Can you retype only the lines from the one with "Give me the" through the final line of the material, exactly as given?

--------------------------------

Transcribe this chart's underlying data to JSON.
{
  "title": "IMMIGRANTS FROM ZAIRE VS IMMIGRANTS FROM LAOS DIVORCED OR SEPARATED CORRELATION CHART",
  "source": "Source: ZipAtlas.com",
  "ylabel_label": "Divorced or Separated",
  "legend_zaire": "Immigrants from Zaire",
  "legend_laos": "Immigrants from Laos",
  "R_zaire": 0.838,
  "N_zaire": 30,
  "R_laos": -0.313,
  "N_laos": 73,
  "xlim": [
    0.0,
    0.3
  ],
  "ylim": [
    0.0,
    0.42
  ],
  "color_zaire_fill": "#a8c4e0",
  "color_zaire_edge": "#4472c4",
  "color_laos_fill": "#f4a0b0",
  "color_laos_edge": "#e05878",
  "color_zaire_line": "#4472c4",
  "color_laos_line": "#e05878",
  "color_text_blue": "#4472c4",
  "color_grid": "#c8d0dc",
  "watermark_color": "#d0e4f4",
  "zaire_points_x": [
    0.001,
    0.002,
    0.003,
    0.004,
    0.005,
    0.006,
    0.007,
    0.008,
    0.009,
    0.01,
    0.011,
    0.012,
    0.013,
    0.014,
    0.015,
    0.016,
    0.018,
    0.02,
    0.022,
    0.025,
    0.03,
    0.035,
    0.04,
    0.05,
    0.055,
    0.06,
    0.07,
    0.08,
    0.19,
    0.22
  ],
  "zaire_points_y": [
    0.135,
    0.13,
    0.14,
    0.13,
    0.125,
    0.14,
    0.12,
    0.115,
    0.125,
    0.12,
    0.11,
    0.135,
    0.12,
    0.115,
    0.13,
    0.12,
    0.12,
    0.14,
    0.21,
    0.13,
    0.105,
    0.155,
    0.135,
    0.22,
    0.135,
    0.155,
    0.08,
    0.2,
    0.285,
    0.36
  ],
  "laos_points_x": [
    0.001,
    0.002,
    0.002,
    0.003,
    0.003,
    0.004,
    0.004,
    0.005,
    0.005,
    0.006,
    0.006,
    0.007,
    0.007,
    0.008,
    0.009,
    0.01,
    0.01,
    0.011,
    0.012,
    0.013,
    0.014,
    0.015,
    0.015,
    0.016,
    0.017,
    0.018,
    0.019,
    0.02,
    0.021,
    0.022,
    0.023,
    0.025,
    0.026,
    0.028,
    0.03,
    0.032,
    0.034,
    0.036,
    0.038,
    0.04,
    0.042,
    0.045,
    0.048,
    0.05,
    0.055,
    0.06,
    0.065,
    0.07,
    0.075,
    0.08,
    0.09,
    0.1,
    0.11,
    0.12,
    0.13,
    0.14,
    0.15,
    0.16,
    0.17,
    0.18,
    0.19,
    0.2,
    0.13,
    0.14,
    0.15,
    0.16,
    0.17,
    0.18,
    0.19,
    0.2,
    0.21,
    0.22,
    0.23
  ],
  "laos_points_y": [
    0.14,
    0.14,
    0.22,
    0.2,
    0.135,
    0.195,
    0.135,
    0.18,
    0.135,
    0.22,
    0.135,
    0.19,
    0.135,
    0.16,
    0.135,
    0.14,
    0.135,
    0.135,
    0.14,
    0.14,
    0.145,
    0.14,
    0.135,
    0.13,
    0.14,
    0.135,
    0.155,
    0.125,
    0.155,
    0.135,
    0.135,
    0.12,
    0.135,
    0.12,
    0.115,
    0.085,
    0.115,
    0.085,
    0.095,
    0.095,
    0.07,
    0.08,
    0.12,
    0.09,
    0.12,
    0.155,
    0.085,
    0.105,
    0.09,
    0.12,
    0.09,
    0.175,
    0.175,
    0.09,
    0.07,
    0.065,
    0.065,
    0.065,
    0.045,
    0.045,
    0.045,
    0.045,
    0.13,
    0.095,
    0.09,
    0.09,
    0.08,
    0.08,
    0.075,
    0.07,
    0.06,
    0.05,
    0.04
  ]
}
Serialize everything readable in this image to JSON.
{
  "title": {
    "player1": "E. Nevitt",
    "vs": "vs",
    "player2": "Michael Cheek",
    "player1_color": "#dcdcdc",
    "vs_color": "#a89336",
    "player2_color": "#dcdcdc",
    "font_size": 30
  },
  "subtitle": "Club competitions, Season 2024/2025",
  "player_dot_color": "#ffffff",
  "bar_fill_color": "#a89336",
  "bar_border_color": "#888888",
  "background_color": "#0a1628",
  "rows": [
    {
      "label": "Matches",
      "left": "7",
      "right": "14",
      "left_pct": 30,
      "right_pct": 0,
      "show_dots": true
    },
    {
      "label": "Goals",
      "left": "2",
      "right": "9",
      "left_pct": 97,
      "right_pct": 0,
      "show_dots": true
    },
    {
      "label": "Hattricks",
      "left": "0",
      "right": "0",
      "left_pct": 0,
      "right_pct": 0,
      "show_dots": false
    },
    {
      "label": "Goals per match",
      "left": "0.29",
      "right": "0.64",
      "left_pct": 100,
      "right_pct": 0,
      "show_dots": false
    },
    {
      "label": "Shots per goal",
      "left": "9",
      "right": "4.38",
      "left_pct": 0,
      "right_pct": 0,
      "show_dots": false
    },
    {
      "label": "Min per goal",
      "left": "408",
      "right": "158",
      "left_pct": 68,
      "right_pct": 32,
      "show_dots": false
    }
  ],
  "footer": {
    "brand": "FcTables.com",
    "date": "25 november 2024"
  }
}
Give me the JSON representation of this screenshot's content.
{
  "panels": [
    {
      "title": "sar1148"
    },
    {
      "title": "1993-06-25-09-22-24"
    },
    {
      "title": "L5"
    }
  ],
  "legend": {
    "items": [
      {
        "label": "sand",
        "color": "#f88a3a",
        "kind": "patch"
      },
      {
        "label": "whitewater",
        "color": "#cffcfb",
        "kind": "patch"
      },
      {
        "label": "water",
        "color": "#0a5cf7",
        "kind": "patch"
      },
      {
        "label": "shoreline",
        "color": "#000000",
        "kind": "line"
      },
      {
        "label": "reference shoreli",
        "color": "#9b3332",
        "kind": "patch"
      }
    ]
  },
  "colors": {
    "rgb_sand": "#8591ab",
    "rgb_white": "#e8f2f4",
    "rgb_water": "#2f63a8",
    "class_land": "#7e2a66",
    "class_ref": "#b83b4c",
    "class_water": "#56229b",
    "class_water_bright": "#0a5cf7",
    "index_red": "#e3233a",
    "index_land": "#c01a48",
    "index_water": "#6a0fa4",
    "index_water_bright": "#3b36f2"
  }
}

--------------------------------

Task output:
Give me the JSON representation of this screenshot's content.
{
  "panels": [
    {
      "title": "sar1148"
    },
    {
      "title": "1993-06-25-09-22-24"
    },
    {
      "title": "L5"
    }
  ],
  "legend": {
    "items": [
      {
        "label": "sand",
        "color": "#f88a3a",
        "kind": "patch"
      },
      {
        "label": "whitewater",
        "color": "#cffcfb",
        "kind": "patch"
      },
      {
        "label": "water",
        "color": "#0a5cf7",
        "kind": "patch"
      },
      {
        "label": "shoreline",
        "color": "#000000",
        "kind": "line"
      },
      {
        "label": "reference shoreli",
        "color": "#9b3332",
        "kind": "patch"
      }
    ]
  },
  "colors": {
    "rgb_sand": "#8591ab",
    "rgb_white": "#e8f2f4",
    "rgb_water": "#2f63a8",
    "class_land": "#7e2a66",
    "class_ref": "#b83b4c",
    "class_water": "#56229b",
    "class_water_bright": "#0a5cf7",
    "index_red": "#e3233a",
    "index_land": "#c01a48",
    "index_water": "#6a0fa4",
    "index_water_bright": "#3b36f2"
  }
}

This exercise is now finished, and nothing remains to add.